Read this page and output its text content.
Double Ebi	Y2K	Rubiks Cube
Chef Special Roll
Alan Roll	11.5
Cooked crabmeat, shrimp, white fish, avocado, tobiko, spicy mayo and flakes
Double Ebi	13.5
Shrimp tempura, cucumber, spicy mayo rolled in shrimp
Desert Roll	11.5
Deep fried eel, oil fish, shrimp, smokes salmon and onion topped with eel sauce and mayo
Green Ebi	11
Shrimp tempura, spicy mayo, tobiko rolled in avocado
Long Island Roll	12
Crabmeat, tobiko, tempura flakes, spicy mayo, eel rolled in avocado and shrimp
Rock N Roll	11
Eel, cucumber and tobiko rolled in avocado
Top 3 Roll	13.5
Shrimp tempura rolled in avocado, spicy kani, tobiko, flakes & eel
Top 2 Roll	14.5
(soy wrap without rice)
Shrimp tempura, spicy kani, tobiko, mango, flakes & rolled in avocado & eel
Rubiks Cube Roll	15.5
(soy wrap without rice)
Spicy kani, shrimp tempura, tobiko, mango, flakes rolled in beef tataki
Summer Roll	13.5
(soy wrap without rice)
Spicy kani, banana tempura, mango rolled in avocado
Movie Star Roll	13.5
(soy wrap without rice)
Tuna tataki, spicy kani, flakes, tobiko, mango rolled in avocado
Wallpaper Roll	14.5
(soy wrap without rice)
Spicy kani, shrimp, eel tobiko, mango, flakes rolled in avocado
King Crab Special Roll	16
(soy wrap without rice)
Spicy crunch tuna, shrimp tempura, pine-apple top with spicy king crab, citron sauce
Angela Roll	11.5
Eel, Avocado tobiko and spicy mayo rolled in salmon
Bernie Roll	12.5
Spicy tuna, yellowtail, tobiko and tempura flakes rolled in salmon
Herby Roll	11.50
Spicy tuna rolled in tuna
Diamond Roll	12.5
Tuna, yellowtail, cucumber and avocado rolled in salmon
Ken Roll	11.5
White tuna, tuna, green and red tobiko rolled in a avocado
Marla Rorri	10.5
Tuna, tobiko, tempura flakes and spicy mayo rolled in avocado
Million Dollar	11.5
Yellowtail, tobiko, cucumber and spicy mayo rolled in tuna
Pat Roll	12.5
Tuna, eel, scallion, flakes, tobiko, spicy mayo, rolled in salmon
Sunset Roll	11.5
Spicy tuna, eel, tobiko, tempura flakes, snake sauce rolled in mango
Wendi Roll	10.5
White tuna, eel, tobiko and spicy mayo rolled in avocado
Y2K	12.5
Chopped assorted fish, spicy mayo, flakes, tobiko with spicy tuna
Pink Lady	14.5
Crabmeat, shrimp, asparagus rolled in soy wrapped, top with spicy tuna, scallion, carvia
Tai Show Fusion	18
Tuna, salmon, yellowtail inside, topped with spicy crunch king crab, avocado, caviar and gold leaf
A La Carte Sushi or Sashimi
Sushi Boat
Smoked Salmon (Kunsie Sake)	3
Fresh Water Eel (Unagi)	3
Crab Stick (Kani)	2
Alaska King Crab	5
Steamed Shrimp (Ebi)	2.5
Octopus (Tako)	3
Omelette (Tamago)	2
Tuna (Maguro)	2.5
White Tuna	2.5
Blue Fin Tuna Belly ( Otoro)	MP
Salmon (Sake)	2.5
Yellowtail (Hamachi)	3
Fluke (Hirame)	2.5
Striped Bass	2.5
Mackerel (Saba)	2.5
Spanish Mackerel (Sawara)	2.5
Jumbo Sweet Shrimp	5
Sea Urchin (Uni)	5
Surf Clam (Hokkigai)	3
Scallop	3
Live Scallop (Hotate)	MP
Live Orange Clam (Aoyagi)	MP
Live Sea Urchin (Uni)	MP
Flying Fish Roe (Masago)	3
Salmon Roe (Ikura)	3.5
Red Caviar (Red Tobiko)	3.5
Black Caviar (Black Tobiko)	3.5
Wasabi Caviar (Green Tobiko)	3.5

-*-*-

▶ _WHAT YOU SHOULD DO_
Only the number is needed here: how many lines of the records contain "topped"?

▶ _RESPONSE BELOW_
2